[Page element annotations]
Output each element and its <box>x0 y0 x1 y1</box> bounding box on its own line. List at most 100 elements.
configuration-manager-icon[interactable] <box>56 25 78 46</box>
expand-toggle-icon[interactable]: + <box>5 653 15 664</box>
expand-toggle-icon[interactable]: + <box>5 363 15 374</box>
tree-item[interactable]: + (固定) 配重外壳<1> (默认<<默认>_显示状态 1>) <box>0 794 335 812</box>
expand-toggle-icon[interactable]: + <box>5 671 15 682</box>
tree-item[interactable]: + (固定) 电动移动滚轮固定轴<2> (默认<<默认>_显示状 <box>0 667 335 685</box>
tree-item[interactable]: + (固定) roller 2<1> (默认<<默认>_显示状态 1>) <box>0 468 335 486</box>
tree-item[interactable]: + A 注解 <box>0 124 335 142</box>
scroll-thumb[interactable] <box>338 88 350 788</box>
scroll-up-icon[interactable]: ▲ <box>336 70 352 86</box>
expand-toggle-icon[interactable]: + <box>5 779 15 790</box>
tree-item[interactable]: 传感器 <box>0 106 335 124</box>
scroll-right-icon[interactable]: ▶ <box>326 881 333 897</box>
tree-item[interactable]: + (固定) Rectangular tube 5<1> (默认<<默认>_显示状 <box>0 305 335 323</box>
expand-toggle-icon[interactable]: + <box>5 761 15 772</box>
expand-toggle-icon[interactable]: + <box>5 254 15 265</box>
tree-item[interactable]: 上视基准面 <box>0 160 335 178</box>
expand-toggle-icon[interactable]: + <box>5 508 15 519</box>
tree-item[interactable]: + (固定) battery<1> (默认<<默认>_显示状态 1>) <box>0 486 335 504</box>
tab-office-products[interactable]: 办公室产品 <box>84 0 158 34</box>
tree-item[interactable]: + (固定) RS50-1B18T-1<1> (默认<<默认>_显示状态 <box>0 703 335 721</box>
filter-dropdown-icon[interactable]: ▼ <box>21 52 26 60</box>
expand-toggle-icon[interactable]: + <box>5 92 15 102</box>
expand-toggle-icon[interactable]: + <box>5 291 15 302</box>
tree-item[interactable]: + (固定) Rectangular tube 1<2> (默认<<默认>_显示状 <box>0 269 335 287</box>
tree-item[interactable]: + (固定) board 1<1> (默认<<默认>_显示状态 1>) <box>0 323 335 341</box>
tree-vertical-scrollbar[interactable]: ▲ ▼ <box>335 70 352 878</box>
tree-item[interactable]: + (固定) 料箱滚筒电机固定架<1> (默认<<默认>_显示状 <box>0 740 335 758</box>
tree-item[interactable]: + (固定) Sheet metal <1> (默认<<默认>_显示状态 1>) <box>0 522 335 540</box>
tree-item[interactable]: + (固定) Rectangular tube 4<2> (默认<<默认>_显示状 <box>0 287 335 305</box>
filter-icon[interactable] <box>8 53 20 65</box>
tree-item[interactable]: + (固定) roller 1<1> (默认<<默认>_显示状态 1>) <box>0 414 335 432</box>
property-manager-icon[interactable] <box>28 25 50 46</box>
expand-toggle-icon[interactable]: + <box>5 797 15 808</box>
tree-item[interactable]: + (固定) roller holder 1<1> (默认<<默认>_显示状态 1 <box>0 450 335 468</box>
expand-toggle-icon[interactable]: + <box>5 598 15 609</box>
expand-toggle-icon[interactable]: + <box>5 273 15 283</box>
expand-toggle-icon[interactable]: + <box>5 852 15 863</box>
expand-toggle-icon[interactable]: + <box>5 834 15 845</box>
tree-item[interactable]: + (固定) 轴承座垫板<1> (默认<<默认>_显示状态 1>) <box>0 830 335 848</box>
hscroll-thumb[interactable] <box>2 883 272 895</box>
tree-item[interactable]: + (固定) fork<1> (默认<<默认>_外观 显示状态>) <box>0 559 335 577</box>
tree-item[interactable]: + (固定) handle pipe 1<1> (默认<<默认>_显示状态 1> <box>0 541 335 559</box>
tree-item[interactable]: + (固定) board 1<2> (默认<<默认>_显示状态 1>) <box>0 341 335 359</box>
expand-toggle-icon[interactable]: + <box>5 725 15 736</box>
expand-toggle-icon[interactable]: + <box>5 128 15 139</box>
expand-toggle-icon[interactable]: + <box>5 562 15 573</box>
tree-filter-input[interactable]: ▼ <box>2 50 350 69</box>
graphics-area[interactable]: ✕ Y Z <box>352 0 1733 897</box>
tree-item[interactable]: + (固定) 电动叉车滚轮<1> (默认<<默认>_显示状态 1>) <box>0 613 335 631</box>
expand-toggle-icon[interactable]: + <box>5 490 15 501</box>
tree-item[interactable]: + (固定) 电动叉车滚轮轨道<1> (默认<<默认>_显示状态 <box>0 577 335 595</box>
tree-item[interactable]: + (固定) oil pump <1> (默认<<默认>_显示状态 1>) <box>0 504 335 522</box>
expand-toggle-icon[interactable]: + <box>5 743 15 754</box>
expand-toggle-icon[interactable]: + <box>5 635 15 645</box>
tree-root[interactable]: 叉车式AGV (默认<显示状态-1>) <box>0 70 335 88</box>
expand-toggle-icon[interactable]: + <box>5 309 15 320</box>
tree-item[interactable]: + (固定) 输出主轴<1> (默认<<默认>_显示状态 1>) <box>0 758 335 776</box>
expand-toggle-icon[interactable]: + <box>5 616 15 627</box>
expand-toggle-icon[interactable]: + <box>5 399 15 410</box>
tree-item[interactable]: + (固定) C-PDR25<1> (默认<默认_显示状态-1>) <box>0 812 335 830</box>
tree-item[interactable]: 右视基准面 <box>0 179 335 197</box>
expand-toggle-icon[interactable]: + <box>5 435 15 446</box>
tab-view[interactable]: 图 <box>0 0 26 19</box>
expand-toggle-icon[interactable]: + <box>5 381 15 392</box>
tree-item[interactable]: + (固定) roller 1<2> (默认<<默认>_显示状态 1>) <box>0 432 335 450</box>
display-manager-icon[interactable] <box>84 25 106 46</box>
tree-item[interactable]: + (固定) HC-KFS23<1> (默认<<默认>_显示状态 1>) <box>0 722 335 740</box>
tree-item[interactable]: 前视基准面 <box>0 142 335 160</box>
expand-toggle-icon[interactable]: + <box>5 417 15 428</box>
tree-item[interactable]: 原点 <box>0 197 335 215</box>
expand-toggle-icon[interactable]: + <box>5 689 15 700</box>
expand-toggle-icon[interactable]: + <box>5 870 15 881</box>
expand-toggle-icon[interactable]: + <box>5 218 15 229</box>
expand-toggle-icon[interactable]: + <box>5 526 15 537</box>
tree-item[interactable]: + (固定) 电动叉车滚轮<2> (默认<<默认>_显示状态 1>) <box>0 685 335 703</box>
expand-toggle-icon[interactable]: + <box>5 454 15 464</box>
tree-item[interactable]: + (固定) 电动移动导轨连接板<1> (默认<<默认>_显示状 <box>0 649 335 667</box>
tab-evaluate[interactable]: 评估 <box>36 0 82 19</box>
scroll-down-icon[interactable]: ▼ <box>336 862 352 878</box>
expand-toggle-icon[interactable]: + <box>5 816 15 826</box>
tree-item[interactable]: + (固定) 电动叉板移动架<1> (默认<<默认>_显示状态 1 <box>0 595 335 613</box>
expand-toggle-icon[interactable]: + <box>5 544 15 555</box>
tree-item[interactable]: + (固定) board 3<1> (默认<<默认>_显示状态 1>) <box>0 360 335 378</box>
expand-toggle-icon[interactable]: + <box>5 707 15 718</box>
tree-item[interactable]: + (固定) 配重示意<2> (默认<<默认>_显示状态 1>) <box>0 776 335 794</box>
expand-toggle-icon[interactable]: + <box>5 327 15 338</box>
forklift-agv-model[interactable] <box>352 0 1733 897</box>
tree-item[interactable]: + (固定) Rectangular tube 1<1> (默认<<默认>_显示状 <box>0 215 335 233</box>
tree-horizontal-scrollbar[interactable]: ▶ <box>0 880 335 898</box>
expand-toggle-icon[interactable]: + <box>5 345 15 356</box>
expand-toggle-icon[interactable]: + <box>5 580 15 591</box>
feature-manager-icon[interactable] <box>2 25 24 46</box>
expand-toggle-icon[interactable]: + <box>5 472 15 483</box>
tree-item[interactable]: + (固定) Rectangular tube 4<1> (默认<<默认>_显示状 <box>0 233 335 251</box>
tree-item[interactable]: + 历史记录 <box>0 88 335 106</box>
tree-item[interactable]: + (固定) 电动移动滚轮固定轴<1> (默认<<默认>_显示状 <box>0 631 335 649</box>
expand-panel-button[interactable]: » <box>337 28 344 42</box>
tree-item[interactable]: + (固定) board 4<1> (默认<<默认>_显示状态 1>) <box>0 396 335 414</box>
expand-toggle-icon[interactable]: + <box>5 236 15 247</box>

- Short task
Copy the material without changes, from its first line through the line containing "tree-item[interactable]: 上视基准面 <box>0", including both of those lines.

- Solved problem
Output each element and its <box>x0 y0 x1 y1</box> bounding box on its own line. List at most 100 elements.
configuration-manager-icon[interactable] <box>56 25 78 46</box>
expand-toggle-icon[interactable]: + <box>5 653 15 664</box>
expand-toggle-icon[interactable]: + <box>5 363 15 374</box>
tree-item[interactable]: + (固定) 配重外壳<1> (默认<<默认>_显示状态 1>) <box>0 794 335 812</box>
expand-toggle-icon[interactable]: + <box>5 671 15 682</box>
tree-item[interactable]: + (固定) 电动移动滚轮固定轴<2> (默认<<默认>_显示状 <box>0 667 335 685</box>
tree-item[interactable]: + (固定) roller 2<1> (默认<<默认>_显示状态 1>) <box>0 468 335 486</box>
tree-item[interactable]: + A 注解 <box>0 124 335 142</box>
scroll-thumb[interactable] <box>338 88 350 788</box>
scroll-up-icon[interactable]: ▲ <box>336 70 352 86</box>
expand-toggle-icon[interactable]: + <box>5 779 15 790</box>
tree-item[interactable]: 传感器 <box>0 106 335 124</box>
scroll-right-icon[interactable]: ▶ <box>326 881 333 897</box>
tree-item[interactable]: + (固定) Rectangular tube 5<1> (默认<<默认>_显示状 <box>0 305 335 323</box>
expand-toggle-icon[interactable]: + <box>5 761 15 772</box>
expand-toggle-icon[interactable]: + <box>5 254 15 265</box>
tree-item[interactable]: 上视基准面 <box>0 160 335 178</box>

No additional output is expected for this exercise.